→ Raw records
........

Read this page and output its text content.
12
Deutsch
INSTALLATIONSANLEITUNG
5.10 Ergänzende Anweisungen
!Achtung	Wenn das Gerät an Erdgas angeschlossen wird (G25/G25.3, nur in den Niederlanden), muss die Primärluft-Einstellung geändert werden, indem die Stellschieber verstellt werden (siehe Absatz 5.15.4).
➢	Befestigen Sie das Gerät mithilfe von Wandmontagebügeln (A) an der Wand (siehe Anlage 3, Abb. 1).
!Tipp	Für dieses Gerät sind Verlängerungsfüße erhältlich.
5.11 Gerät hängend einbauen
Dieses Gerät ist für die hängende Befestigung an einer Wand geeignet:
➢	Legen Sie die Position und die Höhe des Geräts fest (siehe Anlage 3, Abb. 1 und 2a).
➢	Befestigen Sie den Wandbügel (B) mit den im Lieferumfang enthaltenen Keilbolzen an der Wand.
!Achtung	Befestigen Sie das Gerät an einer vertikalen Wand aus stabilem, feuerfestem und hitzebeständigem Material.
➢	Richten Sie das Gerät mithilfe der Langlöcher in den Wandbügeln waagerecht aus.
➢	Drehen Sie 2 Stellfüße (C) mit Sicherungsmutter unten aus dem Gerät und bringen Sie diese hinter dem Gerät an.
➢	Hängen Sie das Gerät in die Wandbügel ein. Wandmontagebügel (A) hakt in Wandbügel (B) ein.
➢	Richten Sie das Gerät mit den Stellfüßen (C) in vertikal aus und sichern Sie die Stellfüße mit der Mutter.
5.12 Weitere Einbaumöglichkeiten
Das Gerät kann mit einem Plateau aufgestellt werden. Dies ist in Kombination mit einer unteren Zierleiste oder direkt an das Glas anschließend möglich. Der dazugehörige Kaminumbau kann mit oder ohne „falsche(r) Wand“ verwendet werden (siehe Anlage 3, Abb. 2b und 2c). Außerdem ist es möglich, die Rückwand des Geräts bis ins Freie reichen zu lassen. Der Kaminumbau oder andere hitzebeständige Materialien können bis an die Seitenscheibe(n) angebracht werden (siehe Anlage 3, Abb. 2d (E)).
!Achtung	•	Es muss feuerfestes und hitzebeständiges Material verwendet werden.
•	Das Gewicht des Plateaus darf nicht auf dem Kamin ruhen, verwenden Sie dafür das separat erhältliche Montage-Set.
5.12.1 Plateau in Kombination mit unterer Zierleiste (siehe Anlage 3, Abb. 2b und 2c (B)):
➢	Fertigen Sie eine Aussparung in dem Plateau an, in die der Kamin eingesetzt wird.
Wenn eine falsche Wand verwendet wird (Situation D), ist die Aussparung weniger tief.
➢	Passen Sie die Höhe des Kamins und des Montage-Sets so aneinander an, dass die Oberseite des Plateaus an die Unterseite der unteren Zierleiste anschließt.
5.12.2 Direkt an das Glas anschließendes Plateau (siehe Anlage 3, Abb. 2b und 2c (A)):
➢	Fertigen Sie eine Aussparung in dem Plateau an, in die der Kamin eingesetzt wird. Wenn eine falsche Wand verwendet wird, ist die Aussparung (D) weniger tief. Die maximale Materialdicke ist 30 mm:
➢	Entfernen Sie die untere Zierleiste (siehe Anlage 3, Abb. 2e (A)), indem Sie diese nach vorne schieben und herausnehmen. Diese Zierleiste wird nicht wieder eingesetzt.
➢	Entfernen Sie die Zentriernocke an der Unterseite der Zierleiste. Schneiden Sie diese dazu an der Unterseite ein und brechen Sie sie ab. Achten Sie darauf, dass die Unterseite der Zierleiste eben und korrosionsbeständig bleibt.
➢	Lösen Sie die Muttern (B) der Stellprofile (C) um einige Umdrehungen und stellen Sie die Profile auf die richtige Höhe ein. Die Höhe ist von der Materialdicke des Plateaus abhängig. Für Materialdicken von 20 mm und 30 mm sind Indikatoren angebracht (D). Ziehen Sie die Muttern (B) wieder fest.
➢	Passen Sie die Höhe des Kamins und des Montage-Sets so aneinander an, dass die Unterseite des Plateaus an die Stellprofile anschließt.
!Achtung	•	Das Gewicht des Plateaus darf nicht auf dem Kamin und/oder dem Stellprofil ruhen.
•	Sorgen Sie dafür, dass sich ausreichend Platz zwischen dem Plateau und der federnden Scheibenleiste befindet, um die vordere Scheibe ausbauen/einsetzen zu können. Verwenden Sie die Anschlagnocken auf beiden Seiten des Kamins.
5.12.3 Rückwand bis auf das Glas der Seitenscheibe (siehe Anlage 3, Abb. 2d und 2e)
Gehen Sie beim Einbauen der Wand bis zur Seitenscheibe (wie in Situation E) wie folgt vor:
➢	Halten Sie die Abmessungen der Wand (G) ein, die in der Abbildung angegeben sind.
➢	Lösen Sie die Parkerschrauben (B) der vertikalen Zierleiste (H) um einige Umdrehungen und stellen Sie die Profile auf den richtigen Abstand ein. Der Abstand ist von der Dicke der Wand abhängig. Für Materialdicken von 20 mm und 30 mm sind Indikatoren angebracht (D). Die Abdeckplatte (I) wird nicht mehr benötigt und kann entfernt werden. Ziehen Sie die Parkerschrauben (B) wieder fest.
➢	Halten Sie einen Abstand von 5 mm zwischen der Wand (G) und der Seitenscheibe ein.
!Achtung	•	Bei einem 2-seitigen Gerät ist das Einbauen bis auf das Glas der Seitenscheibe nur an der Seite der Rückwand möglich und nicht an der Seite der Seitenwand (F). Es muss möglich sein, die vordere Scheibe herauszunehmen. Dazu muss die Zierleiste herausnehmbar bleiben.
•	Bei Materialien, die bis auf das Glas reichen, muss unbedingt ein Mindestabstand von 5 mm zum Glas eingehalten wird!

........

→ YOUR INSTRUCTIONS
Pick out every line above that contains the word "dafür" and copy it.

→ SOLUTION
•	Das Gewicht des Plateaus darf nicht auf dem Kamin ruhen, verwenden Sie dafür das separat erhältliche Montage-Set.
•	Sorgen Sie dafür, dass sich ausreichend Platz zwischen dem Plateau und der federnden Scheibenleiste befindet, um die vordere Scheibe ausbauen/einsetzen zu können. Verwenden Sie die Anschlagnocken auf beiden Seiten des Kamins.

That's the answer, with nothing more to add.